## Instruction
In full and without deviation, write out the entries that follow.

* START *

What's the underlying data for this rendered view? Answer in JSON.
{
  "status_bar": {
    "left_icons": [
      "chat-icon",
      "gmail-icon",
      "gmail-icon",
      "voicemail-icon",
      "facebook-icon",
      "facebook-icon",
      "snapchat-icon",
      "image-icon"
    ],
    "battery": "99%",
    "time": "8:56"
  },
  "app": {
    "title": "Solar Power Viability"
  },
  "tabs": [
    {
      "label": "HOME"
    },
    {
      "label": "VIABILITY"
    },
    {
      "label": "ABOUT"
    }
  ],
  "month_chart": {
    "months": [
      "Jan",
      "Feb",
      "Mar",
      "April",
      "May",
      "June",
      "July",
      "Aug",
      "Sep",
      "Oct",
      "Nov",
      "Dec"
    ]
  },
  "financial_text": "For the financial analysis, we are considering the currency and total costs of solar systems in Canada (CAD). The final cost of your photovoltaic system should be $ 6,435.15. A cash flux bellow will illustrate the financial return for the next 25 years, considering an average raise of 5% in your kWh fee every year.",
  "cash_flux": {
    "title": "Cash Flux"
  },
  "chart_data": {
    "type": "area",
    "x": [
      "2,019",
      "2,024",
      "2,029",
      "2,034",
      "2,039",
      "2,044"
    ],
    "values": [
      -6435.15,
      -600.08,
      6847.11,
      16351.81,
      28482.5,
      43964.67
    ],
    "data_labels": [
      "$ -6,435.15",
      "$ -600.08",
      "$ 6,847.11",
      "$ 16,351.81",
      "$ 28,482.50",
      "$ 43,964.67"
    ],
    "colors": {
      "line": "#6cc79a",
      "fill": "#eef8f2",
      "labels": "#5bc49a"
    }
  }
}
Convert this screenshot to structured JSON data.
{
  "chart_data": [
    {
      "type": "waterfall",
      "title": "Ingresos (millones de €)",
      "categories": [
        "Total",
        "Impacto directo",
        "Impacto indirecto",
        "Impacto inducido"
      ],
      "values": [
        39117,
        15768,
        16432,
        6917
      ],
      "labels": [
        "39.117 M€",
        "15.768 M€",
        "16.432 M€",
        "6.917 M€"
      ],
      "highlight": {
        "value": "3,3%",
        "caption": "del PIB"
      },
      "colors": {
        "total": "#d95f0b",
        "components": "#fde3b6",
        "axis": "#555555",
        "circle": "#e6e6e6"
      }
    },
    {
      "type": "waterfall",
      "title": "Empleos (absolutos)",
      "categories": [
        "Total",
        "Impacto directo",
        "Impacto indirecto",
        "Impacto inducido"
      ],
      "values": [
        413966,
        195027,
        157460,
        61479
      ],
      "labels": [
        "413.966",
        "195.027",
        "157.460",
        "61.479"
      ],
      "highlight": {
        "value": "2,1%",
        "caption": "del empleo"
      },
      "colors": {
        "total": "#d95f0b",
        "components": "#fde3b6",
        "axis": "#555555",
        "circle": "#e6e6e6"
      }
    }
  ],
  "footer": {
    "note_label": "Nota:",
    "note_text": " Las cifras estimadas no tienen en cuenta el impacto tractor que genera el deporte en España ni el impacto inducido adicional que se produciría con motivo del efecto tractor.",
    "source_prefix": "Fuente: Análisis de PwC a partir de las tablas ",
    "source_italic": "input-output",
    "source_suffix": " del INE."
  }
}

* END *

## Problem solution
What's the underlying data for this rendered view? Answer in JSON.
{
  "status_bar": {
    "left_icons": [
      "chat-icon",
      "gmail-icon",
      "gmail-icon",
      "voicemail-icon",
      "facebook-icon",
      "facebook-icon",
      "snapchat-icon",
      "image-icon"
    ],
    "battery": "99%",
    "time": "8:56"
  },
  "app": {
    "title": "Solar Power Viability"
  },
  "tabs": [
    {
      "label": "HOME"
    },
    {
      "label": "VIABILITY"
    },
    {
      "label": "ABOUT"
    }
  ],
  "month_chart": {
    "months": [
      "Jan",
      "Feb",
      "Mar",
      "April",
      "May",
      "June",
      "July",
      "Aug",
      "Sep",
      "Oct",
      "Nov",
      "Dec"
    ]
  },
  "financial_text": "For the financial analysis, we are considering the currency and total costs of solar systems in Canada (CAD). The final cost of your photovoltaic system should be $ 6,435.15. A cash flux bellow will illustrate the financial return for the next 25 years, considering an average raise of 5% in your kWh fee every year.",
  "cash_flux": {
    "title": "Cash Flux"
  },
  "chart_data": {
    "type": "area",
    "x": [
      "2,019",
      "2,024",
      "2,029",
      "2,034",
      "2,039",
      "2,044"
    ],
    "values": [
      -6435.15,
      -600.08,
      6847.11,
      16351.81,
      28482.5,
      43964.67
    ],
    "data_labels": [
      "$ -6,435.15",
      "$ -600.08",
      "$ 6,847.11",
      "$ 16,351.81",
      "$ 28,482.50",
      "$ 43,964.67"
    ],
    "colors": {
      "line": "#6cc79a",
      "fill": "#eef8f2",
      "labels": "#5bc49a"
    }
  }
}
Convert this screenshot to structured JSON data.
{
  "chart_data": [
    {
      "type": "waterfall",
      "title": "Ingresos (millones de €)",
      "categories": [
        "Total",
        "Impacto directo",
        "Impacto indirecto",
        "Impacto inducido"
      ],
      "values": [
        39117,
        15768,
        16432,
        6917
      ],
      "labels": [
        "39.117 M€",
        "15.768 M€",
        "16.432 M€",
        "6.917 M€"
      ],
      "highlight": {
        "value": "3,3%",
        "caption": "del PIB"
      },
      "colors": {
        "total": "#d95f0b",
        "components": "#fde3b6",
        "axis": "#555555",
        "circle": "#e6e6e6"
      }
    },
    {
      "type": "waterfall",
      "title": "Empleos (absolutos)",
      "categories": [
        "Total",
        "Impacto directo",
        "Impacto indirecto",
        "Impacto inducido"
      ],
      "values": [
        413966,
        195027,
        157460,
        61479
      ],
      "labels": [
        "413.966",
        "195.027",
        "157.460",
        "61.479"
      ],
      "highlight": {
        "value": "2,1%",
        "caption": "del empleo"
      },
      "colors": {
        "total": "#d95f0b",
        "components": "#fde3b6",
        "axis": "#555555",
        "circle": "#e6e6e6"
      }
    }
  ],
  "footer": {
    "note_label": "Nota:",
    "note_text": " Las cifras estimadas no tienen en cuenta el impacto tractor que genera el deporte en España ni el impacto inducido adicional que se produciría con motivo del efecto tractor.",
    "source_prefix": "Fuente: Análisis de PwC a partir de las tablas ",
    "source_italic": "input-output",
    "source_suffix": " del INE."
  }
}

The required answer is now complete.